*What is required*
Give only the number of lines in these records that contain the word "chaux".

■ ■ ■ ■ ■ ■ ■

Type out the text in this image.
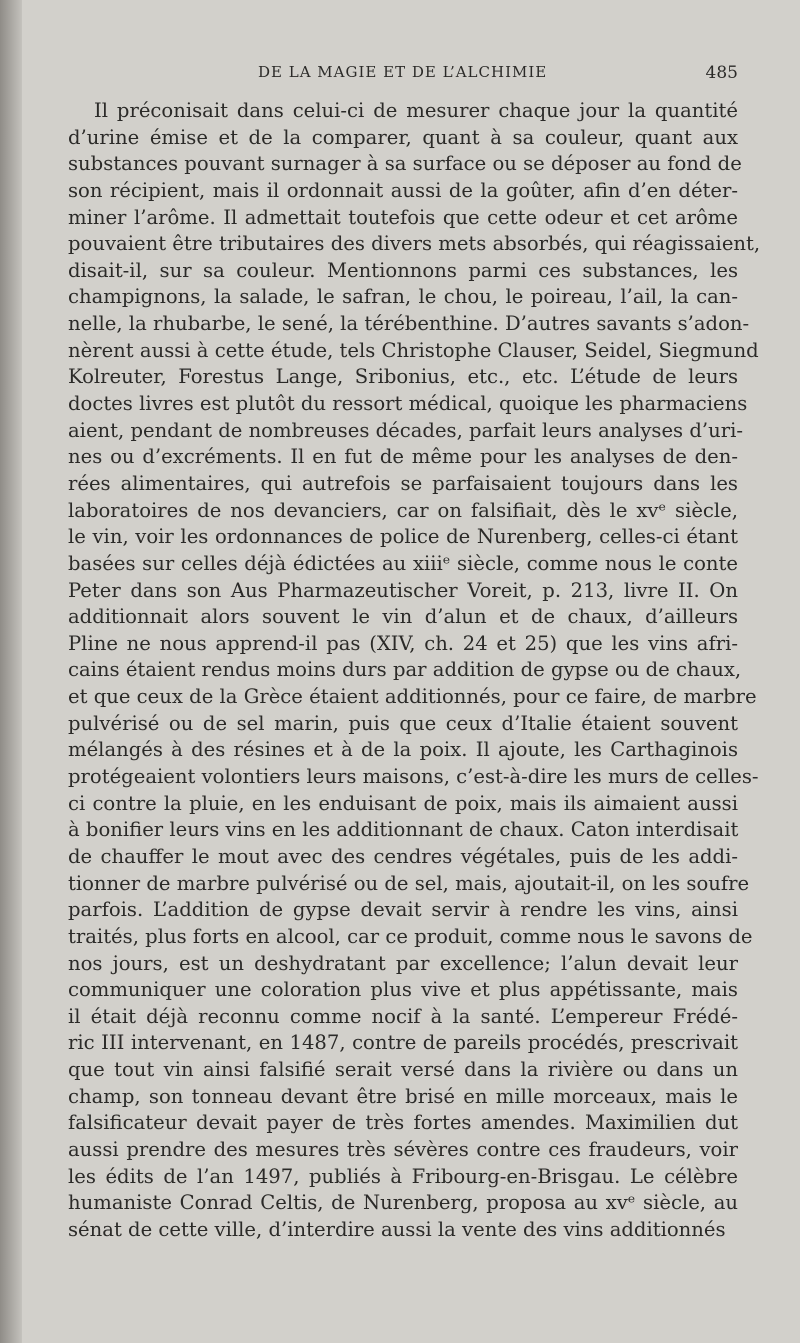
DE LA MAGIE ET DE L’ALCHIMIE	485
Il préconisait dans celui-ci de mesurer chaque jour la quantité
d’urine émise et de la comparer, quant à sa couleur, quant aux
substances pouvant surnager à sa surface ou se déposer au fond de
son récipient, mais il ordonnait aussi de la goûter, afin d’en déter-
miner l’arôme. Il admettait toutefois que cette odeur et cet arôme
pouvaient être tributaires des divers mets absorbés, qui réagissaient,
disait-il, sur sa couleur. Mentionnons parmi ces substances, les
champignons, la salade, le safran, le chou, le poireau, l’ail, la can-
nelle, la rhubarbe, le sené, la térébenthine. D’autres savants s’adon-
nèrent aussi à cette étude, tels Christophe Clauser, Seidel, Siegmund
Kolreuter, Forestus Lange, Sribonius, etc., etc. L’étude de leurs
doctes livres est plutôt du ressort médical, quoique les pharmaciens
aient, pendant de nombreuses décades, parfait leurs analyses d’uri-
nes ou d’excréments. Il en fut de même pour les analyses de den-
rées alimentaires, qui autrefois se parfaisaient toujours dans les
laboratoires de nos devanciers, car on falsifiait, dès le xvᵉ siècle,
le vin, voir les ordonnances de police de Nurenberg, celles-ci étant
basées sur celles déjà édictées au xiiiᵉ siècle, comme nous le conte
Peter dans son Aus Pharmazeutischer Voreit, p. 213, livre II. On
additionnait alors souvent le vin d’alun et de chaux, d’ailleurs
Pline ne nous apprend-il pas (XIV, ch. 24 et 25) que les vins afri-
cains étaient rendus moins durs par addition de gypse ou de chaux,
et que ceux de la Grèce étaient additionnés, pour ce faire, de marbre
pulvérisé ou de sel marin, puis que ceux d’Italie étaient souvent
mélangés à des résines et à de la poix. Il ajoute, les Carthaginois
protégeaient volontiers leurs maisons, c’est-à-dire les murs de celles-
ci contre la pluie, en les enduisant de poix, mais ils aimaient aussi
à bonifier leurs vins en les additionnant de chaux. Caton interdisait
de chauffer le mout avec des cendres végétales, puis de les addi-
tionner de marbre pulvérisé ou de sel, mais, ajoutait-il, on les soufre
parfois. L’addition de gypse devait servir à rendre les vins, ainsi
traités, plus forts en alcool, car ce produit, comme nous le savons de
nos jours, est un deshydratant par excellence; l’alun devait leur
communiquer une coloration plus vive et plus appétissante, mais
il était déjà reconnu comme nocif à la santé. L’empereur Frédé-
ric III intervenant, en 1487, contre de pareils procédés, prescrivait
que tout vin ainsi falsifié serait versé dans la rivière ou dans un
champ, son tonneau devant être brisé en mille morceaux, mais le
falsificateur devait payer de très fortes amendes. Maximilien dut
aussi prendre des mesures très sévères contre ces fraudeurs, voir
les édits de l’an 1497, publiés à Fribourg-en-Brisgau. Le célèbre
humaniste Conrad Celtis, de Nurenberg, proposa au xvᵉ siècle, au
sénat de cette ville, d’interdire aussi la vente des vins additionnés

■ ■ ■ ■ ■ ■ ■

*Exercise response*
3